Figure contents as structured data
============

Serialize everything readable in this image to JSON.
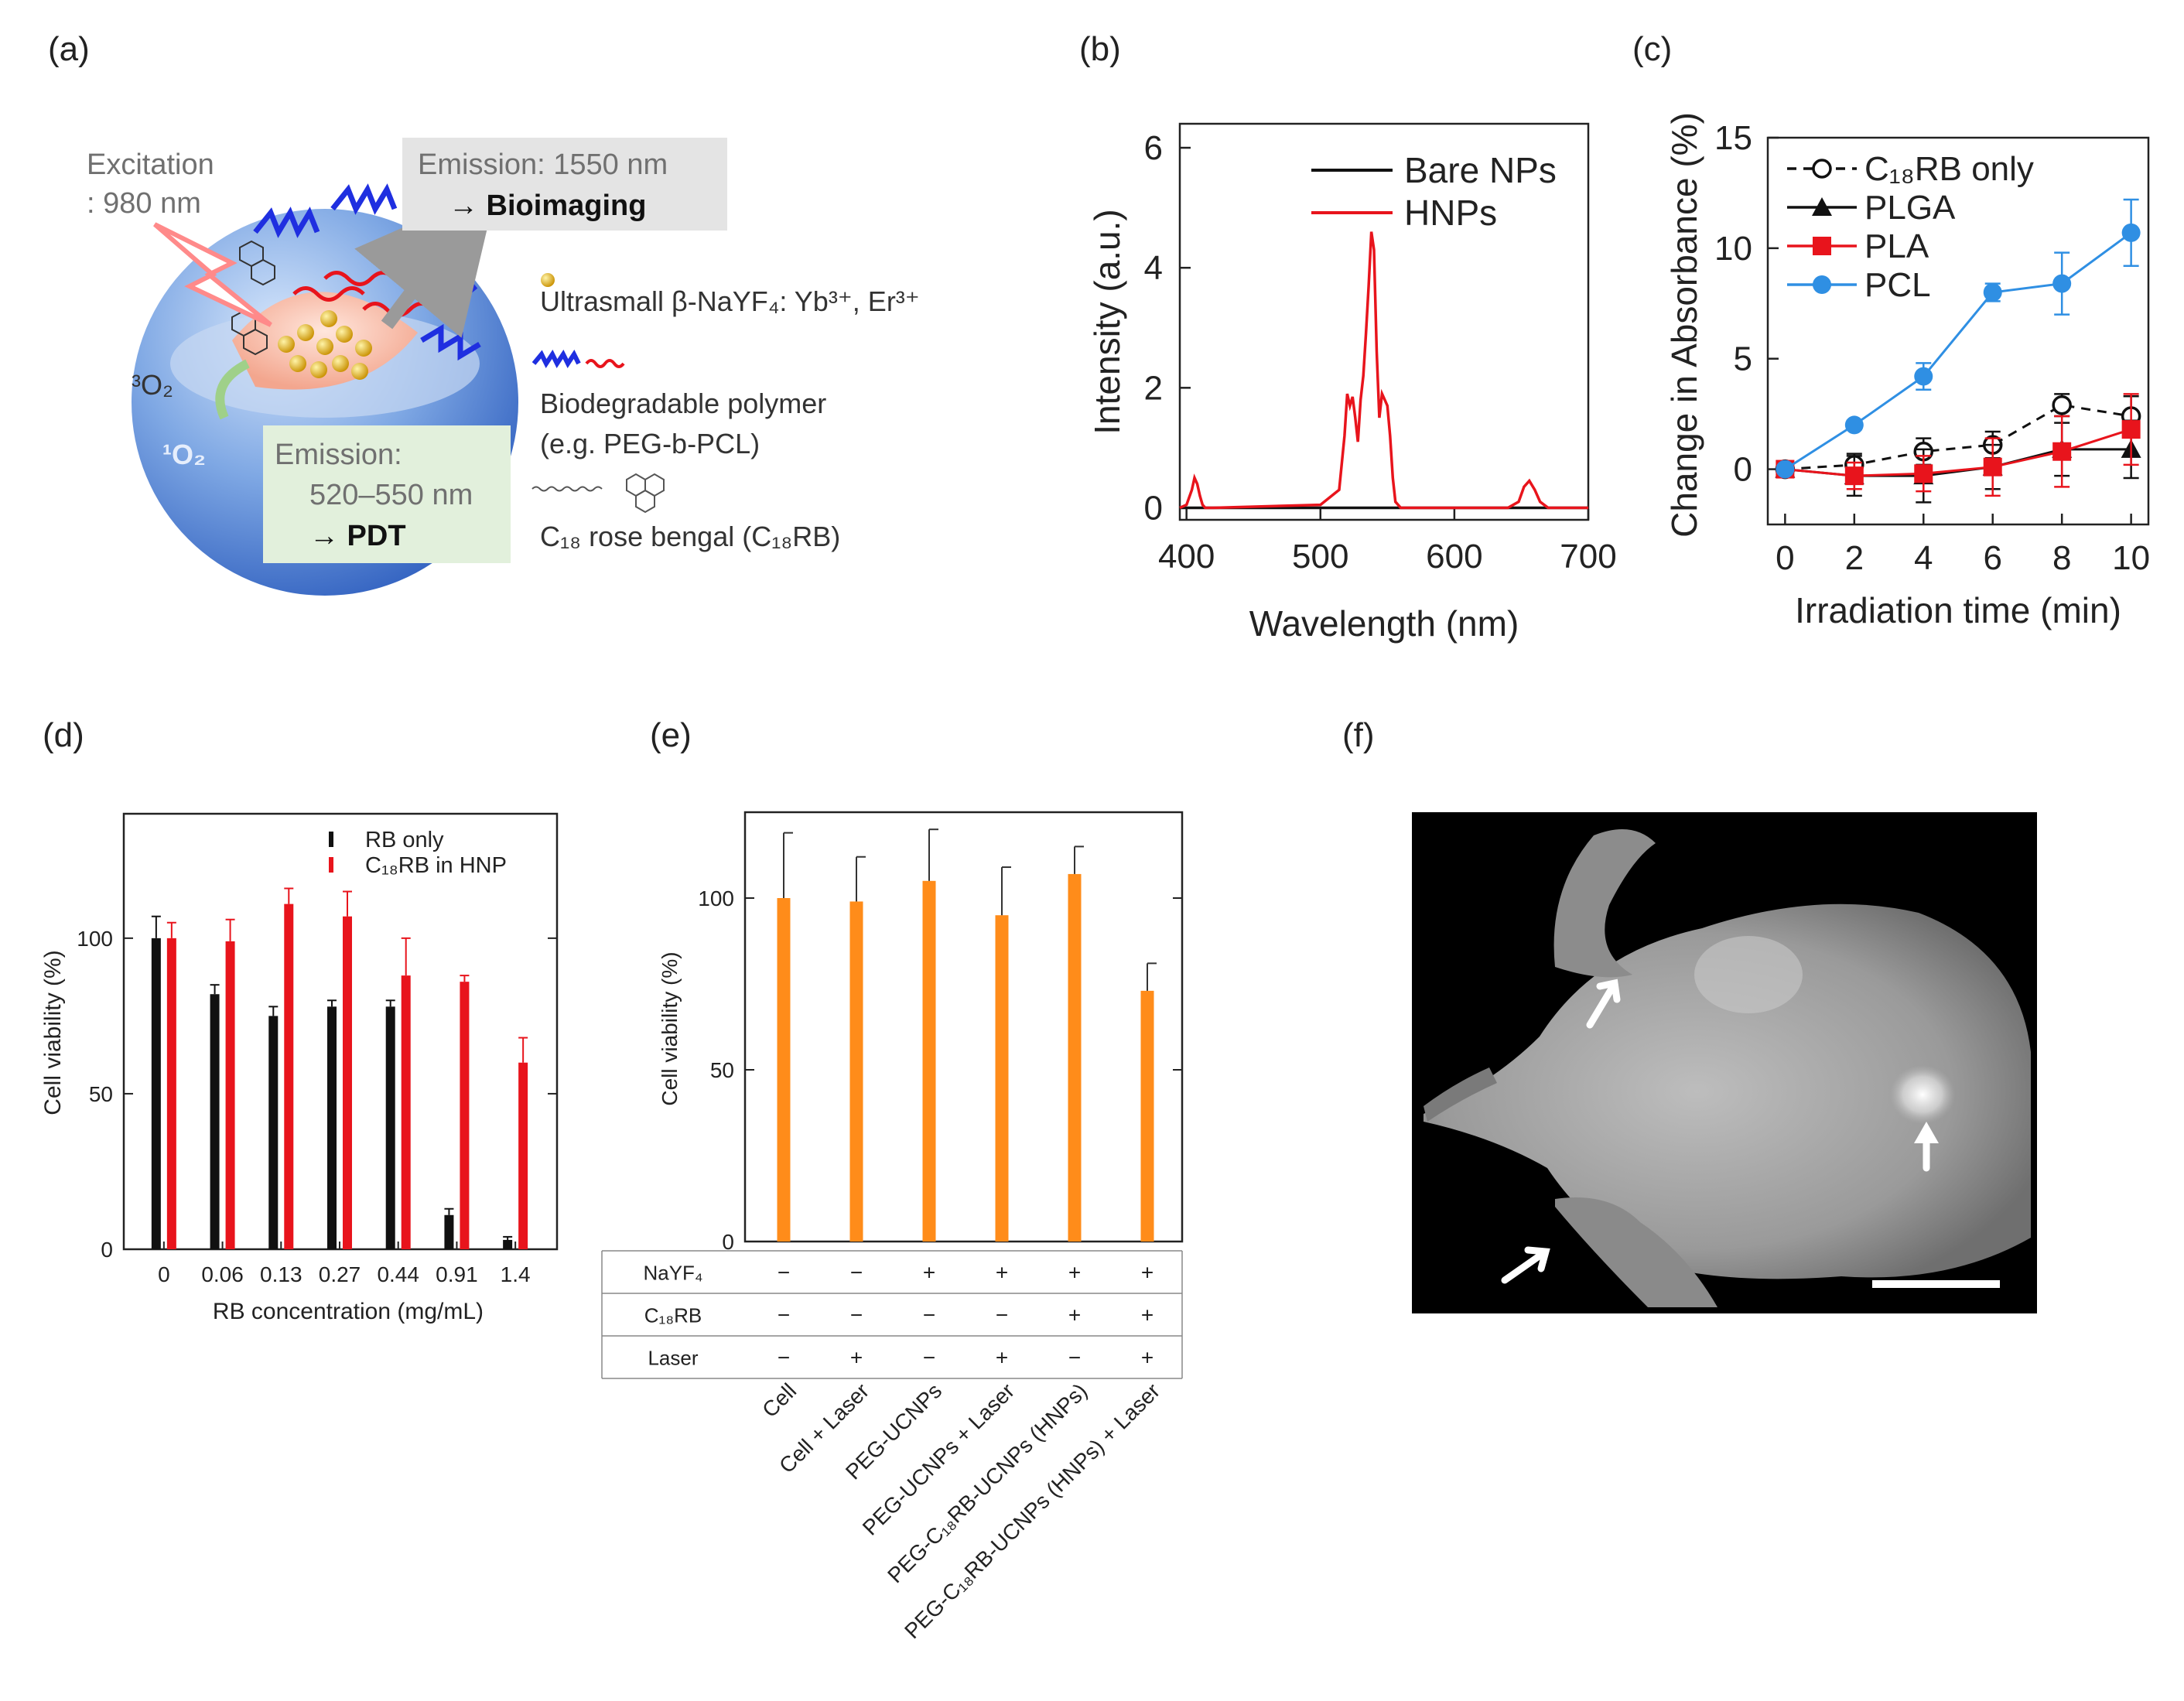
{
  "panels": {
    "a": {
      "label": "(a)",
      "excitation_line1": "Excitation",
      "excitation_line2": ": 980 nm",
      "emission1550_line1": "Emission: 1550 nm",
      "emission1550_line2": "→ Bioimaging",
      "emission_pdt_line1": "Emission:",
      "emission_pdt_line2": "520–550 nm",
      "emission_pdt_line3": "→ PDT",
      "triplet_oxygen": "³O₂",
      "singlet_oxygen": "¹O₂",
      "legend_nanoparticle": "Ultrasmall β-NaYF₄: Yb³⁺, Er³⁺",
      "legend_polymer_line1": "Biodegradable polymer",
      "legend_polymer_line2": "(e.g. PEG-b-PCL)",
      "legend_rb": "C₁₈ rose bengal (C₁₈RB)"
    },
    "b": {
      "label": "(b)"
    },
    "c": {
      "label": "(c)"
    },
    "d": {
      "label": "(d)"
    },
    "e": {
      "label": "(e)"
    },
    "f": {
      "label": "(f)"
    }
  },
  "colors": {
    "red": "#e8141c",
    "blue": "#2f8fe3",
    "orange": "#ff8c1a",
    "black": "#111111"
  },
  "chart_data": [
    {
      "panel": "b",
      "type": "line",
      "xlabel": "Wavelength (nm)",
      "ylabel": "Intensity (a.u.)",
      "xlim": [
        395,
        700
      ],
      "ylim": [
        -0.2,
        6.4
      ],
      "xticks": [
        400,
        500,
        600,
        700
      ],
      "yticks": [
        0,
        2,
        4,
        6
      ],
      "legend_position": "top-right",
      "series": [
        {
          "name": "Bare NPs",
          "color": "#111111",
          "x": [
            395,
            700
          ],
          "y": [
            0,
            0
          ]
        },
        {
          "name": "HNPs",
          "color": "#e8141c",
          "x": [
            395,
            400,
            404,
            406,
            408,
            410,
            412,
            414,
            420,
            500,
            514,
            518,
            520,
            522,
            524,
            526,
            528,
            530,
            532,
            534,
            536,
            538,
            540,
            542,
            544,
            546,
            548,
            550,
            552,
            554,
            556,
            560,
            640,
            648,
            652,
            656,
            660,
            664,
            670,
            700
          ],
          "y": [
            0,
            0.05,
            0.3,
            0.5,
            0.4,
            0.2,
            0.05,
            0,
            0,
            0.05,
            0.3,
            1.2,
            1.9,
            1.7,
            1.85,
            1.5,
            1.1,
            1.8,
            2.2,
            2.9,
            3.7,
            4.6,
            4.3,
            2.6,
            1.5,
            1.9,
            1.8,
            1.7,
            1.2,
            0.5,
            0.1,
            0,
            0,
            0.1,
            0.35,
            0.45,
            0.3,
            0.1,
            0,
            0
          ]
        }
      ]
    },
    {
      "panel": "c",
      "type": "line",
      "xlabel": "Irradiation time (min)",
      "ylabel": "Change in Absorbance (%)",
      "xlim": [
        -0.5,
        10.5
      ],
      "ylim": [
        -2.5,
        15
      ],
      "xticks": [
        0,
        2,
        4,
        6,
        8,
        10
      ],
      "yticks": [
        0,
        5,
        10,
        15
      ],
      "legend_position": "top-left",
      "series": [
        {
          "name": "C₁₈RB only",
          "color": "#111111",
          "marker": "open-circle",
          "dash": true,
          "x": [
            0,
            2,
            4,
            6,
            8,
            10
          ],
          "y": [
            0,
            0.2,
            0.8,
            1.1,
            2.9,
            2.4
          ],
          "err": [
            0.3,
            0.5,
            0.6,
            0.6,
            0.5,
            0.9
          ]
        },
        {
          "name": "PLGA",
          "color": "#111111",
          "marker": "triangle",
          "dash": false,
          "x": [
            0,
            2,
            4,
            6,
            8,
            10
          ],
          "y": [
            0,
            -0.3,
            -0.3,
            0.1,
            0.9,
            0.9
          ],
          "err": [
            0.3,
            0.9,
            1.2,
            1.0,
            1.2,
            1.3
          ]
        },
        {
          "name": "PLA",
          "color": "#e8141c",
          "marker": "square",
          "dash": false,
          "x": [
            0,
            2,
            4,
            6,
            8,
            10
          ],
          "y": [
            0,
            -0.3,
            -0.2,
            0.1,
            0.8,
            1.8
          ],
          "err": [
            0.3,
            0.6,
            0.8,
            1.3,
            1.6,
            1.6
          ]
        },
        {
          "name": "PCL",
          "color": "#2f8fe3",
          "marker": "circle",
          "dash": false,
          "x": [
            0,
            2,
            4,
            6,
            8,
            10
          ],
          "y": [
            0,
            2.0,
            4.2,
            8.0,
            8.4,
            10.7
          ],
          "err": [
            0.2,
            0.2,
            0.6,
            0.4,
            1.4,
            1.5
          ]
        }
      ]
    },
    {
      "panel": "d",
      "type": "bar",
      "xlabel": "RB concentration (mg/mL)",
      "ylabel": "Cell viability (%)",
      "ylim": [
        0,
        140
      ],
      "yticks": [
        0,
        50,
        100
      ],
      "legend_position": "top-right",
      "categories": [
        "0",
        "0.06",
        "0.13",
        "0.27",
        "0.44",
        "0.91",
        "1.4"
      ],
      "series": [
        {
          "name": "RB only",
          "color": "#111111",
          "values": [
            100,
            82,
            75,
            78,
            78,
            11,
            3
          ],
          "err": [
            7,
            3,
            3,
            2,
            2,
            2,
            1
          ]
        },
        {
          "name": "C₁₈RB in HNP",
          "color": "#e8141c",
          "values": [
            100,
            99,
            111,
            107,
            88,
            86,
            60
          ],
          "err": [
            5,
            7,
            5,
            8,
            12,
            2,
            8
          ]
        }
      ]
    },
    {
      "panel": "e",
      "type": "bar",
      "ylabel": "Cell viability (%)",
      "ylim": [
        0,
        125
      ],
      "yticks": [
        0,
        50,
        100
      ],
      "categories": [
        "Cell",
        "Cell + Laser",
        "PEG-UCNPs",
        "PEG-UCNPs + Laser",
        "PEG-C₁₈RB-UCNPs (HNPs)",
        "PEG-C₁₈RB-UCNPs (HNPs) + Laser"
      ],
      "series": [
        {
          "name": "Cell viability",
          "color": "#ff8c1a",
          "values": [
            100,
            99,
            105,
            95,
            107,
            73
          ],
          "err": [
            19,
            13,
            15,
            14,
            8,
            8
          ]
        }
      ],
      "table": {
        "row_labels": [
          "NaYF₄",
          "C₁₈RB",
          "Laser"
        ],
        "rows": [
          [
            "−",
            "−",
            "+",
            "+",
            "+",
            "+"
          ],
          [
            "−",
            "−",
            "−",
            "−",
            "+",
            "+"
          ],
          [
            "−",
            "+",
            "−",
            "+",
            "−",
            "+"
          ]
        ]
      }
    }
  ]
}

============

* Prompt *
Write out the listing above again, exactly, but with no pictures in the copy.

* Task result *
Serialize everything readable in this image to JSON.
{
  "panels": {
    "a": {
      "label": "(a)",
      "excitation_line1": "Excitation",
      "excitation_line2": ": 980 nm",
      "emission1550_line1": "Emission: 1550 nm",
      "emission1550_line2": "→ Bioimaging",
      "emission_pdt_line1": "Emission:",
      "emission_pdt_line2": "520–550 nm",
      "emission_pdt_line3": "→ PDT",
      "triplet_oxygen": "³O₂",
      "singlet_oxygen": "¹O₂",
      "legend_nanoparticle": "Ultrasmall β-NaYF₄: Yb³⁺, Er³⁺",
      "legend_polymer_line1": "Biodegradable polymer",
      "legend_polymer_line2": "(e.g. PEG-b-PCL)",
      "legend_rb": "C₁₈ rose bengal (C₁₈RB)"
    },
    "b": {
      "label": "(b)"
    },
    "c": {
      "label": "(c)"
    },
    "d": {
      "label": "(d)"
    },
    "e": {
      "label": "(e)"
    },
    "f": {
      "label": "(f)"
    }
  },
  "colors": {
    "red": "#e8141c",
    "blue": "#2f8fe3",
    "orange": "#ff8c1a",
    "black": "#111111"
  },
  "chart_data": [
    {
      "panel": "b",
      "type": "line",
      "xlabel": "Wavelength (nm)",
      "ylabel": "Intensity (a.u.)",
      "xlim": [
        395,
        700
      ],
      "ylim": [
        -0.2,
        6.4
      ],
      "xticks": [
        400,
        500,
        600,
        700
      ],
      "yticks": [
        0,
        2,
        4,
        6
      ],
      "legend_position": "top-right",
      "series": [
        {
          "name": "Bare NPs",
          "color": "#111111",
          "x": [
            395,
            700
          ],
          "y": [
            0,
            0
          ]
        },
        {
          "name": "HNPs",
          "color": "#e8141c",
          "x": [
            395,
            400,
            404,
            406,
            408,
            410,
            412,
            414,
            420,
            500,
            514,
            518,
            520,
            522,
            524,
            526,
            528,
            530,
            532,
            534,
            536,
            538,
            540,
            542,
            544,
            546,
            548,
            550,
            552,
            554,
            556,
            560,
            640,
            648,
            652,
            656,
            660,
            664,
            670,
            700
          ],
          "y": [
            0,
            0.05,
            0.3,
            0.5,
            0.4,
            0.2,
            0.05,
            0,
            0,
            0.05,
            0.3,
            1.2,
            1.9,
            1.7,
            1.85,
            1.5,
            1.1,
            1.8,
            2.2,
            2.9,
            3.7,
            4.6,
            4.3,
            2.6,
            1.5,
            1.9,
            1.8,
            1.7,
            1.2,
            0.5,
            0.1,
            0,
            0,
            0.1,
            0.35,
            0.45,
            0.3,
            0.1,
            0,
            0
          ]
        }
      ]
    },
    {
      "panel": "c",
      "type": "line",
      "xlabel": "Irradiation time (min)",
      "ylabel": "Change in Absorbance (%)",
      "xlim": [
        -0.5,
        10.5
      ],
      "ylim": [
        -2.5,
        15
      ],
      "xticks": [
        0,
        2,
        4,
        6,
        8,
        10
      ],
      "yticks": [
        0,
        5,
        10,
        15
      ],
      "legend_position": "top-left",
      "series": [
        {
          "name": "C₁₈RB only",
          "color": "#111111",
          "marker": "open-circle",
          "dash": true,
          "x": [
            0,
            2,
            4,
            6,
            8,
            10
          ],
          "y": [
            0,
            0.2,
            0.8,
            1.1,
            2.9,
            2.4
          ],
          "err": [
            0.3,
            0.5,
            0.6,
            0.6,
            0.5,
            0.9
          ]
        },
        {
          "name": "PLGA",
          "color": "#111111",
          "marker": "triangle",
          "dash": false,
          "x": [
            0,
            2,
            4,
            6,
            8,
            10
          ],
          "y": [
            0,
            -0.3,
            -0.3,
            0.1,
            0.9,
            0.9
          ],
          "err": [
            0.3,
            0.9,
            1.2,
            1.0,
            1.2,
            1.3
          ]
        },
        {
          "name": "PLA",
          "color": "#e8141c",
          "marker": "square",
          "dash": false,
          "x": [
            0,
            2,
            4,
            6,
            8,
            10
          ],
          "y": [
            0,
            -0.3,
            -0.2,
            0.1,
            0.8,
            1.8
          ],
          "err": [
            0.3,
            0.6,
            0.8,
            1.3,
            1.6,
            1.6
          ]
        },
        {
          "name": "PCL",
          "color": "#2f8fe3",
          "marker": "circle",
          "dash": false,
          "x": [
            0,
            2,
            4,
            6,
            8,
            10
          ],
          "y": [
            0,
            2.0,
            4.2,
            8.0,
            8.4,
            10.7
          ],
          "err": [
            0.2,
            0.2,
            0.6,
            0.4,
            1.4,
            1.5
          ]
        }
      ]
    },
    {
      "panel": "d",
      "type": "bar",
      "xlabel": "RB concentration (mg/mL)",
      "ylabel": "Cell viability (%)",
      "ylim": [
        0,
        140
      ],
      "yticks": [
        0,
        50,
        100
      ],
      "legend_position": "top-right",
      "categories": [
        "0",
        "0.06",
        "0.13",
        "0.27",
        "0.44",
        "0.91",
        "1.4"
      ],
      "series": [
        {
          "name": "RB only",
          "color": "#111111",
          "values": [
            100,
            82,
            75,
            78,
            78,
            11,
            3
          ],
          "err": [
            7,
            3,
            3,
            2,
            2,
            2,
            1
          ]
        },
        {
          "name": "C₁₈RB in HNP",
          "color": "#e8141c",
          "values": [
            100,
            99,
            111,
            107,
            88,
            86,
            60
          ],
          "err": [
            5,
            7,
            5,
            8,
            12,
            2,
            8
          ]
        }
      ]
    },
    {
      "panel": "e",
      "type": "bar",
      "ylabel": "Cell viability (%)",
      "ylim": [
        0,
        125
      ],
      "yticks": [
        0,
        50,
        100
      ],
      "categories": [
        "Cell",
        "Cell + Laser",
        "PEG-UCNPs",
        "PEG-UCNPs + Laser",
        "PEG-C₁₈RB-UCNPs (HNPs)",
        "PEG-C₁₈RB-UCNPs (HNPs) + Laser"
      ],
      "series": [
        {
          "name": "Cell viability",
          "color": "#ff8c1a",
          "values": [
            100,
            99,
            105,
            95,
            107,
            73
          ],
          "err": [
            19,
            13,
            15,
            14,
            8,
            8
          ]
        }
      ],
      "table": {
        "row_labels": [
          "NaYF₄",
          "C₁₈RB",
          "Laser"
        ],
        "rows": [
          [
            "−",
            "−",
            "+",
            "+",
            "+",
            "+"
          ],
          [
            "−",
            "−",
            "−",
            "−",
            "+",
            "+"
          ],
          [
            "−",
            "+",
            "−",
            "+",
            "−",
            "+"
          ]
        ]
      }
    }
  ]
}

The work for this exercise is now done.